Items from a dataset
──────────
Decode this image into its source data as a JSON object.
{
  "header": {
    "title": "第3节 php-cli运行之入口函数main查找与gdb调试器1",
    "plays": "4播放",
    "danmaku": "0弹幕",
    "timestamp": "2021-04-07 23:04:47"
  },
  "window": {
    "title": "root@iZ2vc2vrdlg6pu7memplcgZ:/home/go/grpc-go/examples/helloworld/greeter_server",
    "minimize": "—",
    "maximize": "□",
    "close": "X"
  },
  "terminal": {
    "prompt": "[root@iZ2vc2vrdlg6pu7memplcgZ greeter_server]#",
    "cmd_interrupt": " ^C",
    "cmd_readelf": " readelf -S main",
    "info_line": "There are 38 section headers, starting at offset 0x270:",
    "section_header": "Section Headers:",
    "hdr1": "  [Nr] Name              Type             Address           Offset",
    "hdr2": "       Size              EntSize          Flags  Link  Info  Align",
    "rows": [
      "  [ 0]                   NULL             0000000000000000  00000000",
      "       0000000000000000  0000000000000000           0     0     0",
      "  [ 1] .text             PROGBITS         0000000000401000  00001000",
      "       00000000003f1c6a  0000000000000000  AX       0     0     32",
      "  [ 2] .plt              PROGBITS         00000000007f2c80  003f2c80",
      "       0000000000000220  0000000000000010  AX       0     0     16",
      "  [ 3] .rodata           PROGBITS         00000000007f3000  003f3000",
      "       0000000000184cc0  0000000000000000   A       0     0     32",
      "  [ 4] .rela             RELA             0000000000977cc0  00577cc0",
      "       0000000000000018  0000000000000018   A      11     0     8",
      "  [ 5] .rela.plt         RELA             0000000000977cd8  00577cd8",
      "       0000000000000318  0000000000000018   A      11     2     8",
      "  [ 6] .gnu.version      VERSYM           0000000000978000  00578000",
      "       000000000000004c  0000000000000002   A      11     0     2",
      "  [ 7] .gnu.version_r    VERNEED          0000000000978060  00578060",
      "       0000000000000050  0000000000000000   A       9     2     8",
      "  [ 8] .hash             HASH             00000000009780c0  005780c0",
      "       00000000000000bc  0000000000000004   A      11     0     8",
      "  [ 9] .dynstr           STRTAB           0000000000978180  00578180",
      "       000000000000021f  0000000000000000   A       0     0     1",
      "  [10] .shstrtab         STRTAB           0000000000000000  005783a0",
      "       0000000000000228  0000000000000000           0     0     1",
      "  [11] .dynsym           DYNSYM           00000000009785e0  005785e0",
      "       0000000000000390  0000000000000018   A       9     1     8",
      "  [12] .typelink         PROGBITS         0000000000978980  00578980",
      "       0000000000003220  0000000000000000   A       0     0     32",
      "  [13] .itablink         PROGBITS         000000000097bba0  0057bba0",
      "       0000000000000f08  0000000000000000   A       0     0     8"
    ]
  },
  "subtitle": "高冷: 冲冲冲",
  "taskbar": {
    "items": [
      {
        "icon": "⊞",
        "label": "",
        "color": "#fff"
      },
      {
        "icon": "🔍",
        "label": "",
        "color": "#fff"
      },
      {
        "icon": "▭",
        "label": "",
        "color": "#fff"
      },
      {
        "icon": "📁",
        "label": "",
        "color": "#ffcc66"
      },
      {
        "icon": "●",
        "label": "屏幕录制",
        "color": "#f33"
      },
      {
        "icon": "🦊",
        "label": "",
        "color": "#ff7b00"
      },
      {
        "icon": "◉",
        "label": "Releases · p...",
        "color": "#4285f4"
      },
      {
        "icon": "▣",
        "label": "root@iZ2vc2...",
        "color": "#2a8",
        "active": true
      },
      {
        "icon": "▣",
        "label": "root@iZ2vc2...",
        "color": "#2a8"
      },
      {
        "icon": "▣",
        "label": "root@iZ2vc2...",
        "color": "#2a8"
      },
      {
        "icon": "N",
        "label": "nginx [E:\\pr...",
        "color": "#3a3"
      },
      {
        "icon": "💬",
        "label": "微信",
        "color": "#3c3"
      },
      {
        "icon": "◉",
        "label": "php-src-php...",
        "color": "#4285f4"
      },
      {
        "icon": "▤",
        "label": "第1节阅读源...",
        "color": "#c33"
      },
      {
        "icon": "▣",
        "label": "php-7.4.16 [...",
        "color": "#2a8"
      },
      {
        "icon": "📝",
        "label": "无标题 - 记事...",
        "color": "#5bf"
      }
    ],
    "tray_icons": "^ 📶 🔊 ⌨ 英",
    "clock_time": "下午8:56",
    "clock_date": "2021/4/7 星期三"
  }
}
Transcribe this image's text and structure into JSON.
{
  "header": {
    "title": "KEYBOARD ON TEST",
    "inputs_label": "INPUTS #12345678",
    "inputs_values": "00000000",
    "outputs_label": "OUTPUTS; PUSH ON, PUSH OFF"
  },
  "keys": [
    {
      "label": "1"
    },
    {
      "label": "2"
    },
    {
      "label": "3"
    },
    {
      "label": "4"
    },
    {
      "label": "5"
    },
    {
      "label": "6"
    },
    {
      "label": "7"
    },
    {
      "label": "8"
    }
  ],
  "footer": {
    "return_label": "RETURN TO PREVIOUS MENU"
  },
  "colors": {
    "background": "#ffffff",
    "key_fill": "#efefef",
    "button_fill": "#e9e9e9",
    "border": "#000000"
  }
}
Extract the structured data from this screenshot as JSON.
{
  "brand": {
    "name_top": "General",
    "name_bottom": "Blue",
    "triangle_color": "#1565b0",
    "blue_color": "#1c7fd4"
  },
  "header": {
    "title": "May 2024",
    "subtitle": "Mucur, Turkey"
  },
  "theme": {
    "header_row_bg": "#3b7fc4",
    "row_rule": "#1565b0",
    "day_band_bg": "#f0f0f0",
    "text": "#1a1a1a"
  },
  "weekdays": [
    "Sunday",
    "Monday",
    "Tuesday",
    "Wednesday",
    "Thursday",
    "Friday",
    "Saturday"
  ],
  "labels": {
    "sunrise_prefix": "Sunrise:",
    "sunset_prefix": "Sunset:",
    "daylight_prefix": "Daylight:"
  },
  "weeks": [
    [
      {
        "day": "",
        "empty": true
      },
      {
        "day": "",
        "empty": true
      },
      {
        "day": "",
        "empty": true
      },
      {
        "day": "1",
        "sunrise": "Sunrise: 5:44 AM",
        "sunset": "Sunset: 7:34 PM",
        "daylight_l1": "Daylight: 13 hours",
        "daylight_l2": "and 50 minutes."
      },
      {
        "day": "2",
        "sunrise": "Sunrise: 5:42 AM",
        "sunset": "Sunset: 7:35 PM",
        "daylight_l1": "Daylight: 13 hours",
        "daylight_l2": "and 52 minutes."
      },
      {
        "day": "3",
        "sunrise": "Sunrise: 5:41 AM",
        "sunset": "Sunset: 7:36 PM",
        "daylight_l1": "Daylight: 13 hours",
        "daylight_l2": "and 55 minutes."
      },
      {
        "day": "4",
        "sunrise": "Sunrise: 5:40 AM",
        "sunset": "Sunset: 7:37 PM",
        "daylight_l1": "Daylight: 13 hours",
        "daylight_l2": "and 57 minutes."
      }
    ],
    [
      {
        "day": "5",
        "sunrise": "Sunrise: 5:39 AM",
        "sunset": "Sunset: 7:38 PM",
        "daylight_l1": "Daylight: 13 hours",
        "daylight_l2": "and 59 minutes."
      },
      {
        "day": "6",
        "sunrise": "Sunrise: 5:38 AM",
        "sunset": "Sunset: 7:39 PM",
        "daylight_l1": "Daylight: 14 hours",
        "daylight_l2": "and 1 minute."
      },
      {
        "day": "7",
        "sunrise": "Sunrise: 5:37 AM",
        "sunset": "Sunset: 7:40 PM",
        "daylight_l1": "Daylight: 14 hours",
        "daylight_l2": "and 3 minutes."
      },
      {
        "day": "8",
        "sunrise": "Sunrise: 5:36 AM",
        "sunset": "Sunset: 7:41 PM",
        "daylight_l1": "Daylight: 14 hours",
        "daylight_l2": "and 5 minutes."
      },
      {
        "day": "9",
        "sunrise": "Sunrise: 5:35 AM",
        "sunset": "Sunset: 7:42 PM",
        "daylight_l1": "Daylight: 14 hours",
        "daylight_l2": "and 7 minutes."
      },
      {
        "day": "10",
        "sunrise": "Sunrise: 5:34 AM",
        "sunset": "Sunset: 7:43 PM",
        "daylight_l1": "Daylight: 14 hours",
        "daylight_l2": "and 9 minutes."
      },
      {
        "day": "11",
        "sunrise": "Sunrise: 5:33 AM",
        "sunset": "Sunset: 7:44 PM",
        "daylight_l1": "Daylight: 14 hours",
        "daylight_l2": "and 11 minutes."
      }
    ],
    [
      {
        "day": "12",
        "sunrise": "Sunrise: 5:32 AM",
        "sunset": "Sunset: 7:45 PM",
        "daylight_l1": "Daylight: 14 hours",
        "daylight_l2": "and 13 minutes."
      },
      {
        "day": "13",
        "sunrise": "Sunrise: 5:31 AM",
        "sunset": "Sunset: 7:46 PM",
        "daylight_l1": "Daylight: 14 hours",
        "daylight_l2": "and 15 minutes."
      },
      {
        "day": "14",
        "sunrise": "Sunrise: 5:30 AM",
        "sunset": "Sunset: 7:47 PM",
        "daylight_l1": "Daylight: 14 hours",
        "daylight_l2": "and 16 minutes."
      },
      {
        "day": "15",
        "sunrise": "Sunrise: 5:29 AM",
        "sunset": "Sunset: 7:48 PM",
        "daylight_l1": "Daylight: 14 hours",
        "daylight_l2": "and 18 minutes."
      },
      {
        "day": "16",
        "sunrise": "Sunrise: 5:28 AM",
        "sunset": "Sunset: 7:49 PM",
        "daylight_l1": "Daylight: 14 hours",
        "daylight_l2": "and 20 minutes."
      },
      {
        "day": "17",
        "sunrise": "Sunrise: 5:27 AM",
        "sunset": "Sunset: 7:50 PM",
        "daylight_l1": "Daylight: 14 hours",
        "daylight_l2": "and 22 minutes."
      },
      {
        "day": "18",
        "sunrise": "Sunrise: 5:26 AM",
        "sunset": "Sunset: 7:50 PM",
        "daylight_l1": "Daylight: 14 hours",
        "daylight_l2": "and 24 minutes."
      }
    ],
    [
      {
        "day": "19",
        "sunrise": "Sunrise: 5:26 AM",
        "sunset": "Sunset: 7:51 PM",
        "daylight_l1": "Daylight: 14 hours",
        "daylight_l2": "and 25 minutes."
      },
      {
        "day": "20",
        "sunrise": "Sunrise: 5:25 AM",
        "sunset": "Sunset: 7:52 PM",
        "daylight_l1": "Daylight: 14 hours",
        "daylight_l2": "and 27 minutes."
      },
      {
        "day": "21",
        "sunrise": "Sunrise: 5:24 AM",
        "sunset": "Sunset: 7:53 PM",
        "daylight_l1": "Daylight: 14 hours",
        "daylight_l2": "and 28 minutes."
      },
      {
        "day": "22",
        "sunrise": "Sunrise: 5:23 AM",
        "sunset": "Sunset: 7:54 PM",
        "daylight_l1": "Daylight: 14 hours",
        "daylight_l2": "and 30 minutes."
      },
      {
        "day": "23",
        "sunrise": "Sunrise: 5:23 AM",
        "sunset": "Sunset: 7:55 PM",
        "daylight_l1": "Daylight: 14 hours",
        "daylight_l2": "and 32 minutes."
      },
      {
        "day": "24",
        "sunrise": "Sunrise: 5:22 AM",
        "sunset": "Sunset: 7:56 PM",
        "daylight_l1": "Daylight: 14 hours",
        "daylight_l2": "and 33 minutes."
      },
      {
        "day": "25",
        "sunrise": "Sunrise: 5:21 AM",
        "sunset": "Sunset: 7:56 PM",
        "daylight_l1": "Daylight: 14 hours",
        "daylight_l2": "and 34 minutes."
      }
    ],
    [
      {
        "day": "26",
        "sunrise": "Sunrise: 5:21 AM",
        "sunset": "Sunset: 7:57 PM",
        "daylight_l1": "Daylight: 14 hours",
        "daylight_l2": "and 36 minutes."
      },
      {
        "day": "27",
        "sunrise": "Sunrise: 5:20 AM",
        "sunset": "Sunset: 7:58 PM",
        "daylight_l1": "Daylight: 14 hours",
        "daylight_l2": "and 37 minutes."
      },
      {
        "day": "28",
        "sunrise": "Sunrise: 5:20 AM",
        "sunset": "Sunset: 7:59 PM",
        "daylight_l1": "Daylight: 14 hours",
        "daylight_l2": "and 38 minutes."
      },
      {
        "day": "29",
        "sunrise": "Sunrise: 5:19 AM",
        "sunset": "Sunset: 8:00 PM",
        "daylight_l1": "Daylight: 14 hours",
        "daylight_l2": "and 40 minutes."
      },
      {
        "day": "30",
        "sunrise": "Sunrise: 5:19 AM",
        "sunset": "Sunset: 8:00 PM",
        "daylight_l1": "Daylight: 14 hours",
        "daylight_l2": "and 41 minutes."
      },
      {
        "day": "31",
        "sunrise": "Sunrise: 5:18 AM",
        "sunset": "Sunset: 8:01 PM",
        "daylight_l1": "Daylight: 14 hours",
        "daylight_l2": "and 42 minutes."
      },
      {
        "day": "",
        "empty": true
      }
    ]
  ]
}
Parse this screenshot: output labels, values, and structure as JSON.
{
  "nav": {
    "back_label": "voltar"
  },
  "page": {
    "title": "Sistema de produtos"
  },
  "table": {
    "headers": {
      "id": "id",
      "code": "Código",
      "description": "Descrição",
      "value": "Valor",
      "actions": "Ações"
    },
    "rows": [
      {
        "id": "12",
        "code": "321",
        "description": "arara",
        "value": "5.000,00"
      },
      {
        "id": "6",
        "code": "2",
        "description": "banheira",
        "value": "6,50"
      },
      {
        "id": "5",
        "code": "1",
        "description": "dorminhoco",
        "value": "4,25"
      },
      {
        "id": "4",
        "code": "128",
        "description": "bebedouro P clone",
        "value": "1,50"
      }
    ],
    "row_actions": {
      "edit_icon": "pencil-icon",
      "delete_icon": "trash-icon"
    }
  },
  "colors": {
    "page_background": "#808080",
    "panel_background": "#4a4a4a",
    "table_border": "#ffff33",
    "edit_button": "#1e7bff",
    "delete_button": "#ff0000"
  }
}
──────────
> [THE PROBLEM]
Scan the listing above. Collect all lines with the word "JSON".

> [SOLUTION TO THIS TASK]
Decode this image into its source data as a JSON object.
Transcribe this image's text and structure into JSON.
Extract the structured data from this screenshot as JSON.
Parse this screenshot: output labels, values, and structure as JSON.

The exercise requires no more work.